### Exercise material
====

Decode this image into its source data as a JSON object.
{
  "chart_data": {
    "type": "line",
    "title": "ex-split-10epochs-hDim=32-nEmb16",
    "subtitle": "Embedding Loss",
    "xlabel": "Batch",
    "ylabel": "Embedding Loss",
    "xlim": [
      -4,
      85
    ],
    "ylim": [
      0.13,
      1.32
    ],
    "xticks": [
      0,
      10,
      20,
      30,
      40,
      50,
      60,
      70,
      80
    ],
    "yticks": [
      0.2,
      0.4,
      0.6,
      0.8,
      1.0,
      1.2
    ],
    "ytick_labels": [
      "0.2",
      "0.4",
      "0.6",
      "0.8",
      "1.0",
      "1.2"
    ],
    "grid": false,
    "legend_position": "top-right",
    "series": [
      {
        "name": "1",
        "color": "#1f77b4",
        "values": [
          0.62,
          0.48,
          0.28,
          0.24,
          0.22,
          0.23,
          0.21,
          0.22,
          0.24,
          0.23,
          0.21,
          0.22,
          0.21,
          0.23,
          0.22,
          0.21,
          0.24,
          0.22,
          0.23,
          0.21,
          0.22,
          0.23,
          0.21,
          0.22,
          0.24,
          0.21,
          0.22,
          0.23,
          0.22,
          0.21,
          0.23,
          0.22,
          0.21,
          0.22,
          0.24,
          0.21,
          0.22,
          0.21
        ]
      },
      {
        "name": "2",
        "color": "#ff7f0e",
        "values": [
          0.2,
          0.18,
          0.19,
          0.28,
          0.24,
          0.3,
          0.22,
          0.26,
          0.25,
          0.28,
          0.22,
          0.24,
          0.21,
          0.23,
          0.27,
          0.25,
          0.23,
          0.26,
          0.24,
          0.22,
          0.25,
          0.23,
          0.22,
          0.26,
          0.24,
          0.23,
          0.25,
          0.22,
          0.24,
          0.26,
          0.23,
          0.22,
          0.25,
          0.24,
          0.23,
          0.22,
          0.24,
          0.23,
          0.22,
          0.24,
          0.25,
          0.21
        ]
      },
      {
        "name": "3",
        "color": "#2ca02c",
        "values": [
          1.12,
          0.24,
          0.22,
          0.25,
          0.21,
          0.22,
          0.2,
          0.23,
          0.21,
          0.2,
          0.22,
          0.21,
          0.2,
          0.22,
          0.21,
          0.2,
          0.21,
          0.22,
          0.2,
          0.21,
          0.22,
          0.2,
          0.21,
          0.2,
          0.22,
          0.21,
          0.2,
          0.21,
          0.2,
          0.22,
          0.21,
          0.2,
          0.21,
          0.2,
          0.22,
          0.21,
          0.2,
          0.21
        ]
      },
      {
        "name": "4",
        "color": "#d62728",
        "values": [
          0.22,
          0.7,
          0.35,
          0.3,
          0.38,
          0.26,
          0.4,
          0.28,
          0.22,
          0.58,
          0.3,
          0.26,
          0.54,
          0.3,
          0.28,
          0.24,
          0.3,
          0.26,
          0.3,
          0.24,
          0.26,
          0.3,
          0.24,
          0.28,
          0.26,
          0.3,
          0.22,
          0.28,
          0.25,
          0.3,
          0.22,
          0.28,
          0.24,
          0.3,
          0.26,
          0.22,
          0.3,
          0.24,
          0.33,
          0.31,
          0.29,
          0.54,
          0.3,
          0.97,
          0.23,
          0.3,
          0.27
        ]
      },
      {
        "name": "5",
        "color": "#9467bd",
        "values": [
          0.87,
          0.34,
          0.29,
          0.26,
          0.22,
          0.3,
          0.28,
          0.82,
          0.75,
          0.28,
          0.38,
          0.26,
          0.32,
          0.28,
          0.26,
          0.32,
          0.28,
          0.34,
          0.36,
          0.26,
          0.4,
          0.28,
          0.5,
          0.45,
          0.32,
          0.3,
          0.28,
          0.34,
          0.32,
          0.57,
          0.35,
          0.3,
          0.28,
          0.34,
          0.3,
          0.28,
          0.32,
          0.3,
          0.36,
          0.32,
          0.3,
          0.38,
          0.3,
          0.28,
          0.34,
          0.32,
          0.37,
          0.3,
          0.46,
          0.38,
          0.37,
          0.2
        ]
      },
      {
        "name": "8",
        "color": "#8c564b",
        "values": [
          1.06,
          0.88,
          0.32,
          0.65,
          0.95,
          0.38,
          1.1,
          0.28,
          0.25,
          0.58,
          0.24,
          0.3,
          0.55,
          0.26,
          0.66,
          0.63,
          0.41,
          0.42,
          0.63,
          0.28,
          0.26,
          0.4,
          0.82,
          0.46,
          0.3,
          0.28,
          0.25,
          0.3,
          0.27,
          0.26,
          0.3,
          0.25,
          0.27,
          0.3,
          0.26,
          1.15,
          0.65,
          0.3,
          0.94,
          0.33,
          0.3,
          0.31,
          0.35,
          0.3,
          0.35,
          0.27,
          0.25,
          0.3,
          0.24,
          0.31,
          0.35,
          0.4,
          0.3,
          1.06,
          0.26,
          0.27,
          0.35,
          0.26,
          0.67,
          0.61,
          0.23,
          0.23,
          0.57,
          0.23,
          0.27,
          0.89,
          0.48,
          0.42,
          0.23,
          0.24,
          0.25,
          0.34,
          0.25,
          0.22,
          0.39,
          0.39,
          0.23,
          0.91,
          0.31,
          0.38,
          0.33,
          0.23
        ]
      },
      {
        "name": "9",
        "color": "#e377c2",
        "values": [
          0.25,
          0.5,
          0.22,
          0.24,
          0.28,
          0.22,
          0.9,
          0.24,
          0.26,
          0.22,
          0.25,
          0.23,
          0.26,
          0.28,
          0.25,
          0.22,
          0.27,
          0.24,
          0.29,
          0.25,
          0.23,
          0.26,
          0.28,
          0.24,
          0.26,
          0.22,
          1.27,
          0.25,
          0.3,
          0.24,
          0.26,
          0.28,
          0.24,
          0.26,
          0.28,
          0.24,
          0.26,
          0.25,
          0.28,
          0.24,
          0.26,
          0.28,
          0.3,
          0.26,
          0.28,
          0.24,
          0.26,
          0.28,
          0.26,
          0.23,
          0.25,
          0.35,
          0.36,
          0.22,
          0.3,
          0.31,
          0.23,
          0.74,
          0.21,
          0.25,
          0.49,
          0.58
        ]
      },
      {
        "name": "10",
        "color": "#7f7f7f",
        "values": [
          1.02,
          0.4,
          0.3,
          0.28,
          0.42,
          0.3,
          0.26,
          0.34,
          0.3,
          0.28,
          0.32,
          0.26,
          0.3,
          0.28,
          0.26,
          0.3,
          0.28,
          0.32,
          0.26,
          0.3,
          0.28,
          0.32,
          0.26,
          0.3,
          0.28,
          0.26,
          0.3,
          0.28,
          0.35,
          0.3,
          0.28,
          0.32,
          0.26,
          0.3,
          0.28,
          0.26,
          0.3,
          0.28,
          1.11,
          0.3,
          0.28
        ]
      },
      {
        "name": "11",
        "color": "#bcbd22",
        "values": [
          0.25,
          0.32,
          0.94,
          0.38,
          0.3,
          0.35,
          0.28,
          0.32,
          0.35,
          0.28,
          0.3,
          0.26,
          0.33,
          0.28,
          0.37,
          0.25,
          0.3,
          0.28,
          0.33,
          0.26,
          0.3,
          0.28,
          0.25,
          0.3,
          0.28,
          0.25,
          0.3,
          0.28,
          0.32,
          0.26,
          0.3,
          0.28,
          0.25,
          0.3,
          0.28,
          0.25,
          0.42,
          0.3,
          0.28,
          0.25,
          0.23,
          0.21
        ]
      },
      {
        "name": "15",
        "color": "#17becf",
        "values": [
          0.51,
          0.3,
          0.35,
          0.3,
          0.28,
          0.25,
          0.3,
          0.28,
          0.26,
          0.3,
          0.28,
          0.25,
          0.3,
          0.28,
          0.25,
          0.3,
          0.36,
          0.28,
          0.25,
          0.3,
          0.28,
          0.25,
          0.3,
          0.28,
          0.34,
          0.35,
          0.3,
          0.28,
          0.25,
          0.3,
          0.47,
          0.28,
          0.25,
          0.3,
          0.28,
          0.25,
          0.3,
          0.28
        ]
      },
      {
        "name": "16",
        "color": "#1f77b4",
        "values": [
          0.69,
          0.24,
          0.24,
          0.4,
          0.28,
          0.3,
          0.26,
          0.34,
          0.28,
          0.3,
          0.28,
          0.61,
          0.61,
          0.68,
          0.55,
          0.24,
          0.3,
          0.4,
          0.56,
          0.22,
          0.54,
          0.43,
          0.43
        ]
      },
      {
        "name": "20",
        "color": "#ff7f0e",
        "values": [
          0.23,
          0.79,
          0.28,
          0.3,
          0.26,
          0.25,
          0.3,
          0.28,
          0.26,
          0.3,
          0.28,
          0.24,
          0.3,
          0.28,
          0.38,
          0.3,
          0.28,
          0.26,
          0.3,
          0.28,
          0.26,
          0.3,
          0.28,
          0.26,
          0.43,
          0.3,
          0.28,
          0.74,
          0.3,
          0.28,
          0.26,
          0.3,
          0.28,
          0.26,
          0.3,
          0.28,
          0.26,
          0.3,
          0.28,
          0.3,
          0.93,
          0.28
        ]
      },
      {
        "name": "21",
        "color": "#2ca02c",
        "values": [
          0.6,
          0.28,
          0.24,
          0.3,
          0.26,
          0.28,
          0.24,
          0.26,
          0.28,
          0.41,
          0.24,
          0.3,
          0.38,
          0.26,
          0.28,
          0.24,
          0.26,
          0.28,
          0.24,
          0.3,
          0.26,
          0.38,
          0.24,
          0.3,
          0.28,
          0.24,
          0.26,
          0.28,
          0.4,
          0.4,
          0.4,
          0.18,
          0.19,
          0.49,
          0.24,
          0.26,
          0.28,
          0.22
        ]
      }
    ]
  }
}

====

### Objective
Extract every line above containing the word "Embedding".

### Output
    "subtitle": "Embedding Loss",
    "ylabel": "Embedding Loss",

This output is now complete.